State how many lines of the entries hold the string "markers". Reply with the number alone.
——
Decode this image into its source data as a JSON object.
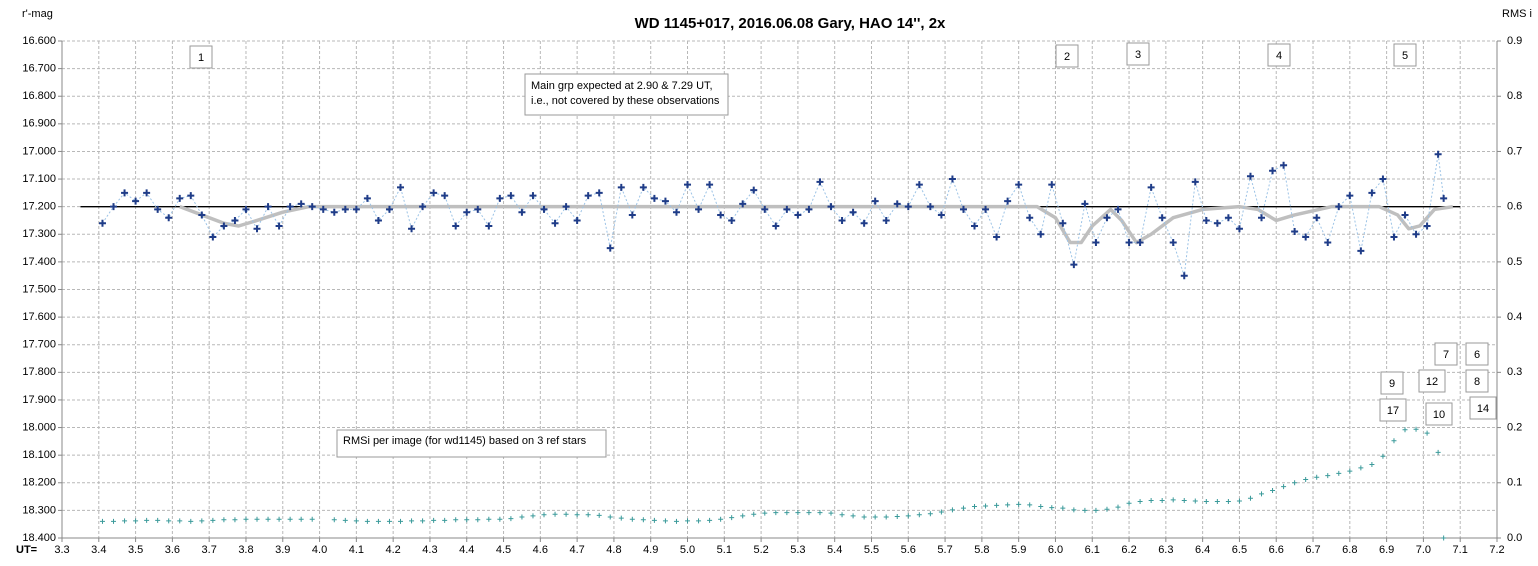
{
  "chart_data": {
    "type": "scatter",
    "title": "WD 1145+017,  2016.06.08  Gary, HAO  14'',  2x",
    "y_label": "r'-mag",
    "y2_label": "RMS i",
    "x_label": "UT=",
    "xlim": [
      3.3,
      7.2
    ],
    "xticks": [
      3.3,
      3.4,
      3.5,
      3.6,
      3.7,
      3.8,
      3.9,
      {
        "value": 4,
        "label": "4.0"
      },
      4.1,
      4.2,
      4.3,
      4.4,
      4.5,
      4.6,
      4.7,
      4.8,
      4.9,
      {
        "value": 5,
        "label": "5.0"
      },
      5.1,
      5.2,
      5.3,
      5.4,
      5.5,
      5.6,
      5.7,
      5.8,
      5.9,
      {
        "value": 6,
        "label": "6.0"
      },
      6.1,
      6.2,
      6.3,
      6.4,
      6.5,
      6.6,
      6.7,
      6.8,
      6.9,
      {
        "value": 7,
        "label": "7.0"
      },
      7.1,
      7.2
    ],
    "ylim": [
      18.4,
      16.6
    ],
    "yticks": [
      {
        "value": 16.6,
        "label": "16.600"
      },
      {
        "value": 16.7,
        "label": "16.700"
      },
      {
        "value": 16.8,
        "label": "16.800"
      },
      {
        "value": 16.9,
        "label": "16.900"
      },
      {
        "value": 17.0,
        "label": "17.000"
      },
      {
        "value": 17.1,
        "label": "17.100"
      },
      {
        "value": 17.2,
        "label": "17.200"
      },
      {
        "value": 17.3,
        "label": "17.300"
      },
      {
        "value": 17.4,
        "label": "17.400"
      },
      {
        "value": 17.5,
        "label": "17.500"
      },
      {
        "value": 17.6,
        "label": "17.600"
      },
      {
        "value": 17.7,
        "label": "17.700"
      },
      {
        "value": 17.8,
        "label": "17.800"
      },
      {
        "value": 17.9,
        "label": "17.900"
      },
      {
        "value": 18.0,
        "label": "18.000"
      },
      {
        "value": 18.1,
        "label": "18.100"
      },
      {
        "value": 18.2,
        "label": "18.200"
      },
      {
        "value": 18.3,
        "label": "18.300"
      },
      {
        "value": 18.4,
        "label": "18.400"
      }
    ],
    "y2lim": [
      0,
      0.9
    ],
    "y2ticks": [
      {
        "value": 0,
        "label": "0.0"
      },
      0.1,
      0.2,
      0.3,
      0.4,
      0.5,
      0.6,
      0.7,
      0.8,
      0.9
    ],
    "grid": true,
    "series": [
      {
        "style": "markers-dashed",
        "color": "#1f3c88",
        "line_color": "#9cc3e6",
        "x": [
          3.41,
          3.44,
          3.47,
          3.5,
          3.53,
          3.56,
          3.59,
          3.62,
          3.65,
          3.68,
          3.71,
          3.74,
          3.77,
          3.8,
          3.83,
          3.86,
          3.89,
          3.92,
          3.95,
          3.98,
          4.01,
          4.04,
          4.07,
          4.1,
          4.13,
          4.16,
          4.19,
          4.22,
          4.25,
          4.28,
          4.31,
          4.34,
          4.37,
          4.4,
          4.43,
          4.46,
          4.49,
          4.52,
          4.55,
          4.58,
          4.61,
          4.64,
          4.67,
          4.7,
          4.73,
          4.76,
          4.79,
          4.82,
          4.85,
          4.88,
          4.91,
          4.94,
          4.97,
          5,
          5.03,
          5.06,
          5.09,
          5.12,
          5.15,
          5.18,
          5.21,
          5.24,
          5.27,
          5.3,
          5.33,
          5.36,
          5.39,
          5.42,
          5.45,
          5.48,
          5.51,
          5.54,
          5.57,
          5.6,
          5.63,
          5.66,
          5.69,
          5.72,
          5.75,
          5.78,
          5.81,
          5.84,
          5.87,
          5.9,
          5.93,
          5.96,
          5.99,
          6.02,
          6.05,
          6.08,
          6.11,
          6.14,
          6.17,
          6.2,
          6.23,
          6.26,
          6.29,
          6.32,
          6.35,
          6.38,
          6.41,
          6.44,
          6.47,
          6.5,
          6.53,
          6.56,
          6.59,
          6.62,
          6.65,
          6.68,
          6.71,
          6.74,
          6.77,
          6.8,
          6.83,
          6.86,
          6.89,
          6.92,
          6.95,
          6.98,
          7.01,
          7.04,
          7.055
        ],
        "values": [
          17.26,
          17.2,
          17.15,
          17.18,
          17.15,
          17.21,
          17.24,
          17.17,
          17.16,
          17.23,
          17.31,
          17.27,
          17.25,
          17.21,
          17.28,
          17.2,
          17.27,
          17.2,
          17.19,
          17.2,
          17.21,
          17.22,
          17.21,
          17.21,
          17.17,
          17.25,
          17.21,
          17.13,
          17.28,
          17.2,
          17.15,
          17.16,
          17.27,
          17.22,
          17.21,
          17.27,
          17.17,
          17.16,
          17.22,
          17.16,
          17.21,
          17.26,
          17.2,
          17.25,
          17.16,
          17.15,
          17.35,
          17.13,
          17.23,
          17.13,
          17.17,
          17.18,
          17.22,
          17.12,
          17.21,
          17.12,
          17.23,
          17.25,
          17.19,
          17.14,
          17.21,
          17.27,
          17.21,
          17.23,
          17.21,
          17.11,
          17.2,
          17.25,
          17.22,
          17.26,
          17.18,
          17.25,
          17.19,
          17.2,
          17.12,
          17.2,
          17.23,
          17.1,
          17.21,
          17.27,
          17.21,
          17.31,
          17.18,
          17.12,
          17.24,
          17.3,
          17.12,
          17.26,
          17.41,
          17.19,
          17.33,
          17.24,
          17.21,
          17.33,
          17.33,
          17.13,
          17.24,
          17.33,
          17.45,
          17.11,
          17.25,
          17.26,
          17.24,
          17.28,
          17.09,
          17.24,
          17.07,
          17.05,
          17.29,
          17.31,
          17.24,
          17.33,
          17.2,
          17.16,
          17.36,
          17.15,
          17.1,
          17.31,
          17.23,
          17.3,
          17.27,
          17.01,
          17.17
        ]
      },
      {
        "style": "line",
        "color": "#bfbfbf",
        "x": [
          3.62,
          3.68,
          3.74,
          3.78,
          3.83,
          3.9,
          3.97,
          5.95,
          6.0,
          6.04,
          6.07,
          6.1,
          6.15,
          6.18,
          6.22,
          6.26,
          6.32,
          6.4,
          6.5,
          6.55,
          6.6,
          6.65,
          6.75,
          6.88,
          6.93,
          6.96,
          6.99,
          7.03,
          7.08
        ],
        "values": [
          17.2,
          17.23,
          17.26,
          17.27,
          17.25,
          17.22,
          17.2,
          17.2,
          17.24,
          17.33,
          17.33,
          17.27,
          17.21,
          17.25,
          17.33,
          17.3,
          17.24,
          17.21,
          17.2,
          17.21,
          17.25,
          17.23,
          17.2,
          17.2,
          17.23,
          17.28,
          17.27,
          17.21,
          17.2
        ]
      },
      {
        "style": "thin-line",
        "color": "#000000",
        "x": [
          3.35,
          7.1
        ],
        "values": [
          17.2,
          17.2
        ]
      },
      {
        "style": "small-markers",
        "color": "#3a9a9a",
        "axis": "y2",
        "x": [
          3.41,
          3.44,
          3.47,
          3.5,
          3.53,
          3.56,
          3.59,
          3.62,
          3.65,
          3.68,
          3.71,
          3.74,
          3.77,
          3.8,
          3.83,
          3.86,
          3.89,
          3.92,
          3.95,
          3.98,
          4.01,
          4.04,
          4.07,
          4.1,
          4.13,
          4.16,
          4.19,
          4.22,
          4.25,
          4.28,
          4.31,
          4.34,
          4.37,
          4.4,
          4.43,
          4.46,
          4.49,
          4.52,
          4.55,
          4.58,
          4.61,
          4.64,
          4.67,
          4.7,
          4.73,
          4.76,
          4.79,
          4.82,
          4.85,
          4.88,
          4.91,
          4.94,
          4.97,
          5,
          5.03,
          5.06,
          5.09,
          5.12,
          5.15,
          5.18,
          5.21,
          5.24,
          5.27,
          5.3,
          5.33,
          5.36,
          5.39,
          5.42,
          5.45,
          5.48,
          5.51,
          5.54,
          5.57,
          5.6,
          5.63,
          5.66,
          5.69,
          5.72,
          5.75,
          5.78,
          5.81,
          5.84,
          5.87,
          5.9,
          5.93,
          5.96,
          5.99,
          6.02,
          6.05,
          6.08,
          6.11,
          6.14,
          6.17,
          6.2,
          6.23,
          6.26,
          6.29,
          6.32,
          6.35,
          6.38,
          6.41,
          6.44,
          6.47,
          6.5,
          6.53,
          6.56,
          6.59,
          6.62,
          6.65,
          6.68,
          6.71,
          6.74,
          6.77,
          6.8,
          6.83,
          6.86,
          6.89,
          6.92,
          6.95,
          6.98,
          7.01,
          7.04,
          7.055
        ],
        "values": [
          0.03,
          0.03,
          0.031,
          0.031,
          0.032,
          0.032,
          0.031,
          0.031,
          0.03,
          0.031,
          0.032,
          0.033,
          0.033,
          0.034,
          0.034,
          0.034,
          0.034,
          0.034,
          0.034,
          0.034,
          null,
          0.033,
          0.032,
          0.031,
          0.03,
          0.03,
          0.03,
          0.03,
          0.031,
          0.031,
          0.032,
          0.032,
          0.033,
          0.033,
          0.033,
          0.034,
          0.034,
          0.035,
          0.038,
          0.04,
          0.042,
          0.043,
          0.043,
          0.042,
          0.042,
          0.041,
          0.038,
          0.036,
          0.034,
          0.033,
          0.032,
          0.031,
          0.03,
          0.031,
          0.031,
          0.032,
          0.034,
          0.037,
          0.04,
          0.043,
          0.045,
          0.046,
          0.046,
          0.046,
          0.046,
          0.046,
          0.045,
          0.042,
          0.04,
          0.038,
          0.038,
          0.038,
          0.039,
          0.04,
          0.042,
          0.044,
          0.047,
          0.051,
          0.054,
          0.057,
          0.058,
          0.059,
          0.06,
          0.061,
          0.06,
          0.057,
          0.055,
          0.054,
          0.051,
          0.05,
          0.05,
          0.052,
          0.056,
          0.063,
          0.066,
          0.068,
          0.068,
          0.069,
          0.068,
          0.067,
          0.066,
          0.066,
          0.066,
          0.067,
          0.072,
          0.08,
          0.086,
          0.093,
          0.1,
          0.106,
          0.11,
          0.113,
          0.117,
          0.121,
          0.127,
          0.133,
          0.148,
          0.176,
          0.196,
          0.197,
          0.19,
          0.155,
          0
        ]
      }
    ],
    "annotations": [
      "1",
      "2",
      "3",
      "4",
      "5",
      "6",
      "7",
      "8",
      "9",
      "12",
      "17",
      "10",
      "14"
    ],
    "notes": [
      "Main grp expected at 2.90 & 7.29 UT,",
      "i.e., not covered by these observations",
      "RMSi per image (for wd1145) based on 3 ref stars"
    ]
  }
}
——
**EXERCISE RESPONSE**
2